# Explore the National Water Model Reanalysis v2.1 


### CASE 1: each HDF file contains chunks in multiple variables; doesn't need h5py

370k files.

In [None]:
%%time
import fsspec
import xarray as xr
mapper = fsspec.get_mapper(
    "reference://",
    fo="s3://esip-qhub-public/noaa/nwm/nwm_reanalysis.json.zst",
    target_options={
        "anon": True,
        "compression": "zstd"
    },
    remote_options={"anon": True}
)
ds = xr.open_dataset(mapper, engine="zarr", backend_kwargs={"consolidated": False})

In [None]:
ds

In [None]:
ds.nbytes/1e12, ds.streamflow.nbytes/1e12 # How many terabytes total/in a single variable

#### Read and plot streamflow for a specific time 
The local National Weather Service office in Houston observed all-time record daily rainfall accumulations on both August 26 and 27, measured at 14.4 in (370 mm) and 16.08 in (408 mm) respectively

In [None]:
import hvplot.pandas
import geoviews as gv
from holoviews.operation.datashader import rasterize
import cartopy.crs as ccrs
import numpy as np
import pandas as pd

In [None]:
ds1 = ds.sel(time='2017-08-27 18:00:00', method='nearest')

** Data **
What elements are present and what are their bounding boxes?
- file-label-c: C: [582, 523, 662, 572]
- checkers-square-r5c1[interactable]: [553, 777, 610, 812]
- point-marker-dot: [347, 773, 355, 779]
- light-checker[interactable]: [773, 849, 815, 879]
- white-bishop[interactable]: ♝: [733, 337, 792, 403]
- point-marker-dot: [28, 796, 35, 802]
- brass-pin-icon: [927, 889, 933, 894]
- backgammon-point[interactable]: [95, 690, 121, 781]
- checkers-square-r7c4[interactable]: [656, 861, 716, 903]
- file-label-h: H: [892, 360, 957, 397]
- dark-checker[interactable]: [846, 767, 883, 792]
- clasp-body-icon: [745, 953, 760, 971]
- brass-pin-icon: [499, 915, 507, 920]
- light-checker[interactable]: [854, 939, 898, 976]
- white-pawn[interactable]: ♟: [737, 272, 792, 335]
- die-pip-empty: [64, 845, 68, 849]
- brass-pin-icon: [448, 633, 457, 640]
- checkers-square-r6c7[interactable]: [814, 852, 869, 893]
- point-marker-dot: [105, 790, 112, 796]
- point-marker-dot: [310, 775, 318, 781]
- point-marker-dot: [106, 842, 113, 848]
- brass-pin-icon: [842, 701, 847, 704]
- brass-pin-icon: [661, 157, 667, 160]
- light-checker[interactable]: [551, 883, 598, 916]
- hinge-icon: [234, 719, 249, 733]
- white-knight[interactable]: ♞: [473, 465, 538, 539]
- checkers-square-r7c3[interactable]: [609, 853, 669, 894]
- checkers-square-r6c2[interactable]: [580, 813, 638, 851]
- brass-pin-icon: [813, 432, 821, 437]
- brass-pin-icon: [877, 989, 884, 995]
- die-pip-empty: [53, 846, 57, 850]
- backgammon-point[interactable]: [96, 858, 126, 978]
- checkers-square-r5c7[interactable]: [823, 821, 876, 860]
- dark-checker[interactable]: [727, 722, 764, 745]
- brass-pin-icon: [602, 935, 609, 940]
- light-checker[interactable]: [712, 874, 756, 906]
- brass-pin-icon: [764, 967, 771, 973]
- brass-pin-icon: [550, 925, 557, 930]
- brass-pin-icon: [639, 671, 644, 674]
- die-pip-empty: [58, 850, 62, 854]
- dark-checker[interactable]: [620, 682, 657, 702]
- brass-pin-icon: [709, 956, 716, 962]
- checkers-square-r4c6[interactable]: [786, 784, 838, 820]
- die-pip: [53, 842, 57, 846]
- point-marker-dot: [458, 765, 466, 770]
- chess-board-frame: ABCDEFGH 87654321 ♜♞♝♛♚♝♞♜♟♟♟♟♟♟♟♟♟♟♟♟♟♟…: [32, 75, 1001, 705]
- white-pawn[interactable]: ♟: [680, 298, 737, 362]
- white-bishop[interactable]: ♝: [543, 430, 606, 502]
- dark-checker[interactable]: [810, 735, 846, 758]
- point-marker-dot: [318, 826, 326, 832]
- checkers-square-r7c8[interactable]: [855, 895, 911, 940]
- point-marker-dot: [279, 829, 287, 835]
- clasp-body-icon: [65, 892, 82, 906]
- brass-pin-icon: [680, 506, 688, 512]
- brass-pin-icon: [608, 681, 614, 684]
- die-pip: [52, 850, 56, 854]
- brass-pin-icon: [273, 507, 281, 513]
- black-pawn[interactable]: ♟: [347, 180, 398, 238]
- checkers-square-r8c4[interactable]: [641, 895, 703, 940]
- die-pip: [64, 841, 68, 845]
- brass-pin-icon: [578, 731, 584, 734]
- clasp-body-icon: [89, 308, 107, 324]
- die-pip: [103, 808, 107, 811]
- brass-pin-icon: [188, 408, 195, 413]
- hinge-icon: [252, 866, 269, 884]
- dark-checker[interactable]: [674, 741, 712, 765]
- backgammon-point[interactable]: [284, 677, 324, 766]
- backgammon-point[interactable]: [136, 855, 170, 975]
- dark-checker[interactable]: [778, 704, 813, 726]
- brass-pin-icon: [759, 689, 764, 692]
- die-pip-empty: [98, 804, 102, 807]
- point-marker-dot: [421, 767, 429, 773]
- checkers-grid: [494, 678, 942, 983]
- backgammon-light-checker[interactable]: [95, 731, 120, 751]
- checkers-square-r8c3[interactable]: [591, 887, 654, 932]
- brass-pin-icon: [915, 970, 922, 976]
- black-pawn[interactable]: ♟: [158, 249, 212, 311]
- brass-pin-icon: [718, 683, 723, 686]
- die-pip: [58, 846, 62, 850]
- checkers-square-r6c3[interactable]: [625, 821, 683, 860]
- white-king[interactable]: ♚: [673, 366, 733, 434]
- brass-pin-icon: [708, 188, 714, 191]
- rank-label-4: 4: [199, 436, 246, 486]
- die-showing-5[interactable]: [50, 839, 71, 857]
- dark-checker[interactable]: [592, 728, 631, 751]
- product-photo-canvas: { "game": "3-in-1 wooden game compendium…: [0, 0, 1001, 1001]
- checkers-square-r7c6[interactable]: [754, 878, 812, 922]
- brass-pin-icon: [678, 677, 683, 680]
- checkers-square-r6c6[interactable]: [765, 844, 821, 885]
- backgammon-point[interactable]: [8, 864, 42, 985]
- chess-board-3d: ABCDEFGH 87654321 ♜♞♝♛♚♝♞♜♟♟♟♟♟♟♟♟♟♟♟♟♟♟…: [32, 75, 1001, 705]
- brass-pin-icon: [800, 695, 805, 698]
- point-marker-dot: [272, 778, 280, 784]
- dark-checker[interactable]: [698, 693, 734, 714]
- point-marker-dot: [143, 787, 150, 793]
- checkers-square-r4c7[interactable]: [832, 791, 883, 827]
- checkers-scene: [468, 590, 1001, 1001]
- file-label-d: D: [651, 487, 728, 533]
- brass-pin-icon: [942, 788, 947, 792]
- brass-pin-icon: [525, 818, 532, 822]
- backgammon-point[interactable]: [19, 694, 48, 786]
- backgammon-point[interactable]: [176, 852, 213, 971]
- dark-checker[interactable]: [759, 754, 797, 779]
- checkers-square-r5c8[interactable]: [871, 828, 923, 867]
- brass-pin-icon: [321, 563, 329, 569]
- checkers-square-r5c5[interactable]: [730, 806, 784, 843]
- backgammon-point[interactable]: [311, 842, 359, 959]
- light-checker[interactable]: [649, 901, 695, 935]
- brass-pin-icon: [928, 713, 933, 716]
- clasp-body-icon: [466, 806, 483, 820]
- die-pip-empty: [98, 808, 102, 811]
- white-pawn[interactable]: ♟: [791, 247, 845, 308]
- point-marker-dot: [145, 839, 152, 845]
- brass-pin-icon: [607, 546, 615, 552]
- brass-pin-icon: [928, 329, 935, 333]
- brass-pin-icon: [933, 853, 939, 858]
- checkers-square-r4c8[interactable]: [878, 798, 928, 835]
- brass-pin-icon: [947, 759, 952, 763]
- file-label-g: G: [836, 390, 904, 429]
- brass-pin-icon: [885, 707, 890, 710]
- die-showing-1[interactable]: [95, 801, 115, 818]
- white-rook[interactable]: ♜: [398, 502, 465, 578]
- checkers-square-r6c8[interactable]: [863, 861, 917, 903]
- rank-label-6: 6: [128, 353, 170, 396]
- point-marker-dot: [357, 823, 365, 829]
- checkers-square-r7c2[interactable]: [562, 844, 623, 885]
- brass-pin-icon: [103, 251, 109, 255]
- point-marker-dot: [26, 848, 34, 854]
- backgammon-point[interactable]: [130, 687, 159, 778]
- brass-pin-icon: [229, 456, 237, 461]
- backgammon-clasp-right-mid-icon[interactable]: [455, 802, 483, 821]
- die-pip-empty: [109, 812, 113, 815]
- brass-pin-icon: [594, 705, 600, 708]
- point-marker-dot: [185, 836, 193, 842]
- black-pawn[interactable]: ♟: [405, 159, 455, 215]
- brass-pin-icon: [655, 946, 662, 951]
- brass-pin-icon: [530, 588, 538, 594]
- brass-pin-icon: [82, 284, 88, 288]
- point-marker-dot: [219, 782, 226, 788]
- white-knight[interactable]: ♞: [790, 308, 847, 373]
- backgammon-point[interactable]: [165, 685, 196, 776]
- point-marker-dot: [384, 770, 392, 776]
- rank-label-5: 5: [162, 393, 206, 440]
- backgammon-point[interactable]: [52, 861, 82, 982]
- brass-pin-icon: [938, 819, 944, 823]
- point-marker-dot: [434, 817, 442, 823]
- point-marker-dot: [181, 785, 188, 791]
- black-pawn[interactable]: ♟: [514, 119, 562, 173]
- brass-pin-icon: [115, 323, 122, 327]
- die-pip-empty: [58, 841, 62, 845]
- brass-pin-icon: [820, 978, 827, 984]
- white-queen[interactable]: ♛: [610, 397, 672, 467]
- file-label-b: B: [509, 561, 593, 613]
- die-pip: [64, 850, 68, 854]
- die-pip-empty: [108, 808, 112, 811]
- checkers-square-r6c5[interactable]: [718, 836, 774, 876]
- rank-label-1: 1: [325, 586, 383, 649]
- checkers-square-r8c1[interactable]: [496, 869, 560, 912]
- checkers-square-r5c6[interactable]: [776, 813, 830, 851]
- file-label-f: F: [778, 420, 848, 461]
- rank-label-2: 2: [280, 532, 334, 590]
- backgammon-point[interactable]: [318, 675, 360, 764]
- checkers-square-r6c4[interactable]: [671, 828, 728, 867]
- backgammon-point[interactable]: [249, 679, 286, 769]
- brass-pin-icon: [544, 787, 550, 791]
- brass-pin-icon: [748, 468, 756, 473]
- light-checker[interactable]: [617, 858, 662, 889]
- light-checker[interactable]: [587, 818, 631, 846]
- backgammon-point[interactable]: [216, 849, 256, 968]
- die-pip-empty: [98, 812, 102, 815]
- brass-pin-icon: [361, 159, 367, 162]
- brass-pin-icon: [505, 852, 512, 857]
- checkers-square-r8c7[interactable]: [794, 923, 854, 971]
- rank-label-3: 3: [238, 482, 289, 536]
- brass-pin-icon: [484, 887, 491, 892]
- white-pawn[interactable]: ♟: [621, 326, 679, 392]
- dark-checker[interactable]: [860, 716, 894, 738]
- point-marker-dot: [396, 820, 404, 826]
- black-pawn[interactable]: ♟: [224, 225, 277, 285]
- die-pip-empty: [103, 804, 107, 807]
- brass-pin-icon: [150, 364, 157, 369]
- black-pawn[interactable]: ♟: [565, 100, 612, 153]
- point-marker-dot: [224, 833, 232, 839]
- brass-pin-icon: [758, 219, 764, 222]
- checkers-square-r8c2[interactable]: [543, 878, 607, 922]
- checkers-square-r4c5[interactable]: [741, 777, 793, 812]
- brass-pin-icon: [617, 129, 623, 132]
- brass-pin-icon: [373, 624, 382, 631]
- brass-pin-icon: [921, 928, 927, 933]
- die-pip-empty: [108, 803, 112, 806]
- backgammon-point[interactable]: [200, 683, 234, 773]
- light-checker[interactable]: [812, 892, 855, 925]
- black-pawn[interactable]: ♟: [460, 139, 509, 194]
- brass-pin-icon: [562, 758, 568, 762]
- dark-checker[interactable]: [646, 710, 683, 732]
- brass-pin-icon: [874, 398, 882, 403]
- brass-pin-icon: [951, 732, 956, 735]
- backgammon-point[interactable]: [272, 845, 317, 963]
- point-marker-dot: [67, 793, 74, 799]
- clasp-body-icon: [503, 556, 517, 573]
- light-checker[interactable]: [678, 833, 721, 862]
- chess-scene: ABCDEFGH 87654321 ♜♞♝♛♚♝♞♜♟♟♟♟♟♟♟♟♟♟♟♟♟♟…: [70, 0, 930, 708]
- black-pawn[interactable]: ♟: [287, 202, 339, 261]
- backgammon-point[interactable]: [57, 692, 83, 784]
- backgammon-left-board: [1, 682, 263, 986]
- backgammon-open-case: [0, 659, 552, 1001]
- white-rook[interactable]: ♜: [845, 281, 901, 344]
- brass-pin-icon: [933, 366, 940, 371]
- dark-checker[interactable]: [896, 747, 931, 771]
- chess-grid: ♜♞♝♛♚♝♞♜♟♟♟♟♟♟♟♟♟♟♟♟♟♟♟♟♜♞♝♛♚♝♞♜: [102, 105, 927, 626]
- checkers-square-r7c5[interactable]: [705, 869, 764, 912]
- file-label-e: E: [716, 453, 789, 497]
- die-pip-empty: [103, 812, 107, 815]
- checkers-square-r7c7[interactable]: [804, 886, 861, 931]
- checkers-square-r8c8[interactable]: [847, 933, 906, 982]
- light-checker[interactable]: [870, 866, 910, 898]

** Given instruction **
Reproduce the notebook text on the National Water Model Reanalysis v2.1 verbatim, from start to finish.

** Result **
# Explore the National Water Model Reanalysis v2.1 


### CASE 1: each HDF file contains chunks in multiple variables; doesn't need h5py

370k files.

In [None]:
%%time
import fsspec
import xarray as xr
mapper = fsspec.get_mapper(
    "reference://",
    fo="s3://esip-qhub-public/noaa/nwm/nwm_reanalysis.json.zst",
    target_options={
        "anon": True,
        "compression": "zstd"
    },
    remote_options={"anon": True}
)
ds = xr.open_dataset(mapper, engine="zarr", backend_kwargs={"consolidated": False})

In [None]:
ds

In [None]:
ds.nbytes/1e12, ds.streamflow.nbytes/1e12 # How many terabytes total/in a single variable

#### Read and plot streamflow for a specific time 
The local National Weather Service office in Houston observed all-time record daily rainfall accumulations on both August 26 and 27, measured at 14.4 in (370 mm) and 16.08 in (408 mm) respectively

In [None]:
import hvplot.pandas
import geoviews as gv
from holoviews.operation.datashader import rasterize
import cartopy.crs as ccrs
import numpy as np
import pandas as pd

In [None]:
ds1 = ds.sel(time='2017-08-27 18:00:00', method='nearest')